# REQUIREMENT
Gather all lines containing the string "diam" and copy them out.

• • • • •

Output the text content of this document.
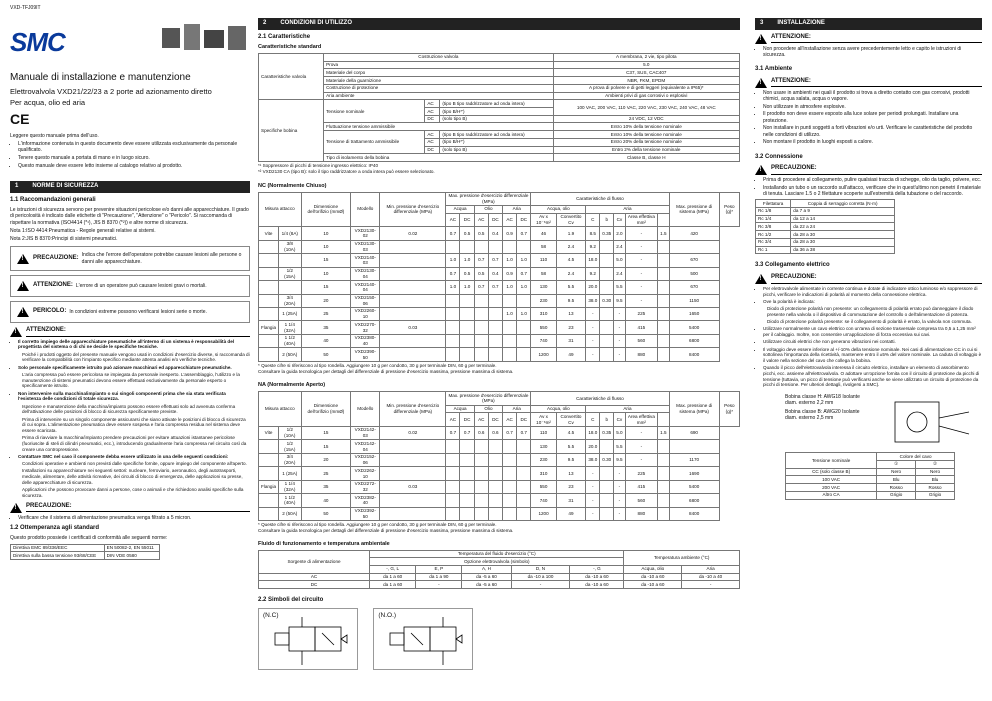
VXD-TFJ09IT
SMC
Manuale di installazione e manutenzione
Elettrovalvola VXD21/22/23 a 2 porte ad azionamento diretto
Per acqua, olio ed aria
CE

Leggere questo manuale prima dell'uso.

• L'informazione contenuta in questo documento deve essere utilizzata esclusivamente da personale qualificato.
• Tenere questo manuale a portata di mano e in luogo sicuro.
• Questo manuale deve essere letto insieme al catalogo relativo al prodotto.
1 NORME DI SICUREZZA
1.1 Raccomandazioni generali

Le istruzioni di sicurezza servono per prevenire situazioni pericolose e/o danni alle apparecchiature. Il grado di pericolosità è indicato dalle etichette di "Precauzione", "Attenzione" o "Pericolo". Si raccomanda di rispettare la normativa (ISO4414 (*¹), JIS B 8370 (*²)) e altre norme di sicurezza.

Nota 1:ISO 4414:Pneumatica - Regole generali relative ai sistemi.

Nota 2:JIS B 8370:Principi di sistemi pneumatici.

!
PRECAUZIONE: Indica che l'errore dell'operatore potrebbe causare lesioni alle persone o danni alle apparecchiature.
!
ATTENZIONE: L'errore di un operatore può causare lesioni gravi o mortali.
!
PERICOLO: In condizioni estreme possono verificarsi lesioni serie o morte.
!
ATTENZIONE:
• Il corretto impiego delle apparecchiature pneumatiche all'interno di un sistema è responsabilità del progettista del sistema o di chi ne decide le specifiche tecniche.
Poiché i prodotti oggetto del presente manuale vengono usati in condizioni d'esercizio diverse, si raccomanda di verificare la compatibilità con l'impianto specifico mediante attenta analisi e/o verifiche tecniche.
• Solo personale specificamente istruito può azionare macchinari ed apparecchiature pneumatiche.
L'aria compressa può essere pericolosa se impiegata da personale inesperto. L'assemblaggio, l'utilizzo e la manutenzione di sistemi pneumatici devono essere effettuati esclusivamente da personale esperto o specificamente istruito.
• Non intervenire sulla macchina/impianto o sui singoli componenti prima che sia stata verificata l'esistenza delle condizioni di totale sicurezza.
Ispezione e manutenzione della macchina/impianto possono essere effettuati solo ad avvenuta conferma dell'attivazione delle posizioni di blocco di sicurezza specificamente previste.
Prima di intervenire su un singolo componente assicurarsi che siano attivate le posizioni di blocco di sicurezza di cui sopra. L'alimentazione pneumatica deve essere sospesa e l'aria compressa residua nel sistema deve essere scaricata.
Prima di riavviare la macchina/impianto prendere precauzioni per evitare attuazioni istantanee pericolose (fuoriuscite di steli di cilindri pneumatici, ecc.), introducendo gradualmente l'aria compressa nel circuito così da creare una contropressione.
• Contattare SMC nel caso il componente debba essere utilizzato in una delle seguenti condizioni:
Condizioni operative e ambienti non previsti dalle specifiche fornite, oppure impiego del componente all'aperto.
Installazioni su apparecchiature nei seguenti settori: nucleare, ferroviario, aeronautico, degli autotrasporti, medicale, alimentare, delle attività ricreative, dei circuiti di blocco di emergenza, delle applicazioni su presse, delle apparecchiature di sicurezza.
Applicazioni che possono provocare danni a persone, cose o animali e che richiedono analisi specifiche sulla sicurezza.
!
PRECAUZIONE:
• Verificare che il sistema di alimentazione pneumatica venga filtrato a 5 micron.
1.2 Ottemperanza agli standard

Questo prodotto possiede i certificati di conformità alle seguenti norme:

Direttiva EMC 89/336/EEC	EN 50082-2, EN 55011
Direttiva sulla bassa tensione 93/68/CEE	DIN VDE 0580
2 CONDIZIONI DI UTILIZZO
2.1 Caratteristiche
Caratteristiche standard
Caratteristiche valvola	Costruzione valvola			A membrana, 2 vie, tipo pilota
	Prova			5.0
	Materiale del corpo			C37, SUS, CAC407
	Materiale della guarnizione			NBR, FKM, EPDM
	Costruzione di protezione			A prova di polvere e di getti leggeri (equivalente a IP65)*
	Aria ambiente			Ambienti privi di gas corrosivi o esplosivi
Specifiche bobina	Tensione nominale	AC	(tipo B tipo raddrizzatore ad onda intera)	100 VAC, 200 VAC, 110 VAC, 220 VAC, 230 VAC, 240 VAC, 48 VAC
		AC	(tipo B/H*')	
		DC	(solo tipo B)	24 VDC, 12 VDC
	Fluttuazione tensione ammissibile			Entro 10% della tensione nominale
	Tensione di trattamento ammissibile	AC	(tipo B tipo raddrizzatore ad onda intera)	Entro 10% della tensione nominale
		AC	(tipo B/H*')	Entro 20% della tensione nominale
		DC	(solo tipo B)	Entro 2% della tensione nominale
	Tipo di isolamento della bobina			Classe B, classe H
*¹ Soppressore di picchi di tensione ingresso elettrico: IP40
*² VXD2130 CA (tipo B): solo il tipo raddrizzatore a onda intera può essere selezionato.
NC (Normalmente Chiuso)
Misura attacco		Dimensione dell'orifizio (mmØ)	Modello	Min. pressione d'esercizio differenziale (MPa)	Max. pressione d'esercizio differenziale (MPa)						Caratteristiche di flusso							Max. pressione di sistema (MPa)	Peso (g)*
					Acqua		Olio		Aria		Acqua, olio		Aria						
					AC	DC	AC	DC	AC	DC	Av x 10⁻⁶m²	Convertito Cv	C	b	Cv	Area effettiva mm²			
Vite	1/4 (8A)	10	VXD2130-02	0.02	0.7	0.5	0.5	0.4	0.9	0.7	46	1.9	8.5	0.35	2.0	-	1.5	420	
	3/8 (10A)	10	VXD2130-03								58	2.4	9.2		2.4	-			
		15	VXD2140-03		1.0	1.0	0.7	0.7	1.0	1.0	110	4.5	18.0		5.0	-		670	
	1/2 (15A)	10	VXD2130-04		0.7	0.5	0.5	0.4	0.9	0.7	58	2.4	9.2		2.4	-		500	
		15	VXD2140-04		1.0	1.0	0.7	0.7	1.0	1.0	130	5.5	20.0		5.5	-		670	
	3/4 (20A)	20	VXD2150-06								230	9.5	38.0	0.30	9.5	-		1150	
	1 (25A)	25	VXD2260-10						1.0	1.0	310	13	-		-	225		1650	
Flangia	1 1/4 (32A)	35	VXD2270-32	0.03							550	23	-		-	415		5400	
	1 1/2 (40A)	40	VXD2380-40								740	31	-		-	560		6800	
	2 (50A)	50	VXD2390-50								1200	49	-		-	880		8400	
* Queste cifre si riferiscono al tipo rondella. Aggiungere 10 g per condotto, 30 g per terminale DIN, 60 g per terminale.
Consultare la guida tecnologica per dettagli del differenziale di pressione d'esercizio massima, pressione massima di sistema.
NA (Normalmente Aperto)
Misura attacco		Dimensione dell'orifizio (mmØ)	Modello	Min. pressione d'esercizio differenziale (MPa)	Max. pressione d'esercizio differenziale (MPa)						Caratteristiche di flusso							Max. pressione di sistema (MPa)	Peso (g)*
					Acqua		Olio		Aria		Acqua, olio		Aria						
					AC	DC	AC	DC	AC	DC	Av x 10⁻⁶m²	Convertito Cv	C	b	Cv	Area effettiva mm²			
Vite	1/2 (10A)	15	VXD2142-03	0.02	0.7	0.7	0.6	0.6	0.7	0.7	110	4.5	18.0	0.35	5.0	-	1.5	690	
	1/2 (15A)	15	VXD2142-04								130	5.5	20.0		5.5	-			
	3/4 (20A)	20	VXD2152-06								230	9.5	38.0	0.30	9.5	-		1170	
	1 (25A)	25	VXD2262-10								310	13	-		-	225		1690	
Flangia	1 1/4 (32A)	35	VXD2272-32	0.03							550	23	-		-	415		5400	
	1 1/2 (40A)	40	VXD2382-40								740	31	-		-	560		6800	
	2 (50A)	50	VXD2392-50								1200	49	-		-	880		8400	
* Queste cifre si riferiscono al tipo rondella. Aggiungere 10 g per condotto, 30 g per terminale DIN, 60 g per terminale.
Consultare la guida tecnologica per dettagli del differenziale di pressione d'esercizio massima, pressione massima di sistema.
Fluido di funzionamento e temperatura ambientale
Sorgente di alimentazione	Temperatura del fluido d'esercizio (°C)					Temperatura ambiente (°C)	
	Opzione elettrovalvola (simbolo)						
	-, G, L	E, P	A, H	D, N	-, G	Acqua, olio	Aria
AC	da 1 a 60	da 1 a 90	da -5 a 60	da -10 a 100	da -10 a 60	da -10 a 60	da -10 a 40
DC	da 1 a 60	-	da -5 a 60	-	da -10 a 60	da -10 a 60	-
2.2 Simboli del circuito
(N.C)
	(N.O.)
3 INSTALLAZIONE
!
ATTENZIONE:
• Non procedere all'installazione senza avere precedentemente letto e capito le istruzioni di sicurezza.
3.1 Ambiente
!
ATTENZIONE:
• Non usare in ambienti nei quali il prodotto si trova a diretto contatto con gas corrosivi, prodotti chimici, acqua salata, acqua o vapore.
• Non utilizzare in atmosfere esplosive.
• Il prodotto non deve essere esposto alla luce solare per periodi prolungati. Installare una protezione.
• Non installare in punti soggetti a forti vibrazioni e/o urti. Verificare le caratteristiche del prodotto nelle condizioni di utilizzo.
• Non montare il prodotto in luoghi esposti a calore.
3.2 Connessione
!
PRECAUZIONE:
• Prima di procedere al collegamento, pulire qualsiasi traccia di schegge, olio da taglio, polvere, ecc.
• Installando un tubo o un raccordo sull'attacco, verificare che in quest'ultimo non penetri il materiale di tenuta. Lasciare 1.5 o 2 filettature scoperte sull'estremità della tubazione o del raccordo.
Filettatura	Coppia di serraggio corretta (N·m)
Rc 1/8	da 7 a 9
Rc 1/4	da 12 a 14
Rc 3/8	da 22 a 24
Rc 1/2	da 28 a 30
Rc 3/4	da 28 a 30
Rc 1	da 36 a 38
3.3 Collegamento elettrico
!
PRECAUZIONE:
• Per elettrovalvole alimentate in corrente continua e dotate di indicatore ottico luminoso e/o soppressore di picchi, verificare le indicazioni di polarità al momento della connessione elettrica.
• Ove la polarità è indicata:
Diodo di protezione polarità non presente: un collegamento di polarità errato può danneggiare il diodo presente nella valvola o il dispositivo di commutazione del controllo o dell'alimentazione di potenza.
Diodo di protezione polarità presente: se il collegamento di polarità è errato, la valvola non commuta.
• Utilizzare normalmente un cavo elettrico con un'area di sezione trasversale compresa tra 0,5 a 1,25 mm² per il cablaggio. Inoltre, non consentire un'applicazione di forza eccessiva sui cavi.
• Utilizzare circuiti elettrici che non generano vibrazioni nei contatti.
• Il voltaggio deve essere inferiore al +/-10% della tensione nominale. Nei casi di alimentazione CC in cui si sottolinea l'importanza della ricettività, mantenere entro il ±5% del valore nominale. La caduta di voltaggio è il valore nella sezione del cavo che collega la bobina.
• Quando il picco dell'elettrovalvola interessa il circuito elettrico, installare un elemento di assorbimento picchi, ecc. assieme all'elettrovalvola. O adottare un'opzione fornita con il circuito di protezione da picchi di tensione (tuttavia, un picco di tensione può verificarsi anche se viene utilizzato un circuito di protezione da picchi di tensione. Per ulteriori dettagli, rivolgersi a SMC).

Bobina classe H: AWG18 Isolante diam. esterno 2,2 mm

Bobina classe B: AWG20 Isolante diam. esterno 2,5 mm

Tensione nominale	Colore del cavo	
	①	②
CC (solo classe B)	Nero	Nero
100 VAC	Blu	Blu
200 VAC	Rosso	Rosso
Altro CA	Grigio	Grigio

• • • • •

# COMPLETED EXERCISE
Bobina classe H: AWG18 Isolante diam. esterno 2,2 mm
Bobina classe B: AWG20 Isolante diam. esterno 2,5 mm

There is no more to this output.